Each line that follows should be printed again exactly as it stands.

──────── Data rows ────────

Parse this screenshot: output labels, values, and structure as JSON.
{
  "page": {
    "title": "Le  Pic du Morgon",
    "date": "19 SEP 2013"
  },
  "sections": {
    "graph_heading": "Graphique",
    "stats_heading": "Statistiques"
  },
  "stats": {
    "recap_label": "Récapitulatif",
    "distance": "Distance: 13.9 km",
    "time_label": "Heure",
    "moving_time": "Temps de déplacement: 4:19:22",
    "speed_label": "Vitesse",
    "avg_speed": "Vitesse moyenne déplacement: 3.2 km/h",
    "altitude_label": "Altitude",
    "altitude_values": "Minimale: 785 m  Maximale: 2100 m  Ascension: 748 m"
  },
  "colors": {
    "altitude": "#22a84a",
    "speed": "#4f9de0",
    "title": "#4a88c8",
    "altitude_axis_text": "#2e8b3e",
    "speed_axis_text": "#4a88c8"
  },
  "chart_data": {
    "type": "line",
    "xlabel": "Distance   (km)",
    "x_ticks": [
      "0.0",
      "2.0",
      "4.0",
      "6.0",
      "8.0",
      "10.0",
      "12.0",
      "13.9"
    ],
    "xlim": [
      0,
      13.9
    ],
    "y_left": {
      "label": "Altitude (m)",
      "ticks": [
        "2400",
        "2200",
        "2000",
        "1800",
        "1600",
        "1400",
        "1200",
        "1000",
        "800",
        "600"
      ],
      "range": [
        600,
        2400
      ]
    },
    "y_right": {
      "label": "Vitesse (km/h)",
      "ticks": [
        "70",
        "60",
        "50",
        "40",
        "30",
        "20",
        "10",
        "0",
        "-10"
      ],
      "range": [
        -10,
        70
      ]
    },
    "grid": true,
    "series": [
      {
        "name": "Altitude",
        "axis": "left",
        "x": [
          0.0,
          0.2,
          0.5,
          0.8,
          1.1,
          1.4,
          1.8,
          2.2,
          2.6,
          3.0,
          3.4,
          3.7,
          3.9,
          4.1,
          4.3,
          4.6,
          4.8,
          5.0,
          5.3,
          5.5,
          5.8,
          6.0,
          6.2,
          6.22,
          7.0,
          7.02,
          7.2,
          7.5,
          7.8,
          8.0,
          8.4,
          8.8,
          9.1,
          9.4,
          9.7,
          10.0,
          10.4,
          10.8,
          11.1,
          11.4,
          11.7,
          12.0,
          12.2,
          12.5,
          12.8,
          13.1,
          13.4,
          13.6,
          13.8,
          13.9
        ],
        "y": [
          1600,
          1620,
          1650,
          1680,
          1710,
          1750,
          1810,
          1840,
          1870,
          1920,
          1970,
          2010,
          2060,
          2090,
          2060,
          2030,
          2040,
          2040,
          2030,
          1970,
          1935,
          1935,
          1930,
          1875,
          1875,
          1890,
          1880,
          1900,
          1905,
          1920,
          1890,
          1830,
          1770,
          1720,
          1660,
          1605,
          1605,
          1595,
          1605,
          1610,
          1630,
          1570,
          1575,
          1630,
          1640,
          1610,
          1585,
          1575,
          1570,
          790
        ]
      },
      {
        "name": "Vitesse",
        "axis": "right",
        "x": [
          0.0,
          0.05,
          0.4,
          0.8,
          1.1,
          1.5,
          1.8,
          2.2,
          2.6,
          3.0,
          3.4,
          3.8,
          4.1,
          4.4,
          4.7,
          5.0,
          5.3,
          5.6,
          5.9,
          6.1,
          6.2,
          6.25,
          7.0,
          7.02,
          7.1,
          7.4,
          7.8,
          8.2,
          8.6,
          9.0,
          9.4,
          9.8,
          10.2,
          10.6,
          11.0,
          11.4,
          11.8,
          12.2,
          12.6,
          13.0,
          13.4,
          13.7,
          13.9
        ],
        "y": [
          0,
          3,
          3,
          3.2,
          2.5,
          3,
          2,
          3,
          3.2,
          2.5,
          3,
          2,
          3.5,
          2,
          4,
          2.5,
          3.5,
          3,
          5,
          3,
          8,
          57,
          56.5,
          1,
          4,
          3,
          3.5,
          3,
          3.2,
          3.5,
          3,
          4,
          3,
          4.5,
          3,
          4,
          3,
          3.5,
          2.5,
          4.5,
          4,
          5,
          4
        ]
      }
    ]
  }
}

────────

» **Solved exercise**:
Parse this screenshot: output labels, values, and structure as JSON.
{
  "page": {
    "title": "Le  Pic du Morgon",
    "date": "19 SEP 2013"
  },
  "sections": {
    "graph_heading": "Graphique",
    "stats_heading": "Statistiques"
  },
  "stats": {
    "recap_label": "Récapitulatif",
    "distance": "Distance: 13.9 km",
    "time_label": "Heure",
    "moving_time": "Temps de déplacement: 4:19:22",
    "speed_label": "Vitesse",
    "avg_speed": "Vitesse moyenne déplacement: 3.2 km/h",
    "altitude_label": "Altitude",
    "altitude_values": "Minimale: 785 m  Maximale: 2100 m  Ascension: 748 m"
  },
  "colors": {
    "altitude": "#22a84a",
    "speed": "#4f9de0",
    "title": "#4a88c8",
    "altitude_axis_text": "#2e8b3e",
    "speed_axis_text": "#4a88c8"
  },
  "chart_data": {
    "type": "line",
    "xlabel": "Distance   (km)",
    "x_ticks": [
      "0.0",
      "2.0",
      "4.0",
      "6.0",
      "8.0",
      "10.0",
      "12.0",
      "13.9"
    ],
    "xlim": [
      0,
      13.9
    ],
    "y_left": {
      "label": "Altitude (m)",
      "ticks": [
        "2400",
        "2200",
        "2000",
        "1800",
        "1600",
        "1400",
        "1200",
        "1000",
        "800",
        "600"
      ],
      "range": [
        600,
        2400
      ]
    },
    "y_right": {
      "label": "Vitesse (km/h)",
      "ticks": [
        "70",
        "60",
        "50",
        "40",
        "30",
        "20",
        "10",
        "0",
        "-10"
      ],
      "range": [
        -10,
        70
      ]
    },
    "grid": true,
    "series": [
      {
        "name": "Altitude",
        "axis": "left",
        "x": [
          0.0,
          0.2,
          0.5,
          0.8,
          1.1,
          1.4,
          1.8,
          2.2,
          2.6,
          3.0,
          3.4,
          3.7,
          3.9,
          4.1,
          4.3,
          4.6,
          4.8,
          5.0,
          5.3,
          5.5,
          5.8,
          6.0,
          6.2,
          6.22,
          7.0,
          7.02,
          7.2,
          7.5,
          7.8,
          8.0,
          8.4,
          8.8,
          9.1,
          9.4,
          9.7,
          10.0,
          10.4,
          10.8,
          11.1,
          11.4,
          11.7,
          12.0,
          12.2,
          12.5,
          12.8,
          13.1,
          13.4,
          13.6,
          13.8,
          13.9
        ],
        "y": [
          1600,
          1620,
          1650,
          1680,
          1710,
          1750,
          1810,
          1840,
          1870,
          1920,
          1970,
          2010,
          2060,
          2090,
          2060,
          2030,
          2040,
          2040,
          2030,
          1970,
          1935,
          1935,
          1930,
          1875,
          1875,
          1890,
          1880,
          1900,
          1905,
          1920,
          1890,
          1830,
          1770,
          1720,
          1660,
          1605,
          1605,
          1595,
          1605,
          1610,
          1630,
          1570,
          1575,
          1630,
          1640,
          1610,
          1585,
          1575,
          1570,
          790
        ]
      },
      {
        "name": "Vitesse",
        "axis": "right",
        "x": [
          0.0,
          0.05,
          0.4,
          0.8,
          1.1,
          1.5,
          1.8,
          2.2,
          2.6,
          3.0,
          3.4,
          3.8,
          4.1,
          4.4,
          4.7,
          5.0,
          5.3,
          5.6,
          5.9,
          6.1,
          6.2,
          6.25,
          7.0,
          7.02,
          7.1,
          7.4,
          7.8,
          8.2,
          8.6,
          9.0,
          9.4,
          9.8,
          10.2,
          10.6,
          11.0,
          11.4,
          11.8,
          12.2,
          12.6,
          13.0,
          13.4,
          13.7,
          13.9
        ],
        "y": [
          0,
          3,
          3,
          3.2,
          2.5,
          3,
          2,
          3,
          3.2,
          2.5,
          3,
          2,
          3.5,
          2,
          4,
          2.5,
          3.5,
          3,
          5,
          3,
          8,
          57,
          56.5,
          1,
          4,
          3,
          3.5,
          3,
          3.2,
          3.5,
          3,
          4,
          3,
          4.5,
          3,
          4,
          3,
          3.5,
          2.5,
          4.5,
          4,
          5,
          4
        ]
      }
    ]
  }
}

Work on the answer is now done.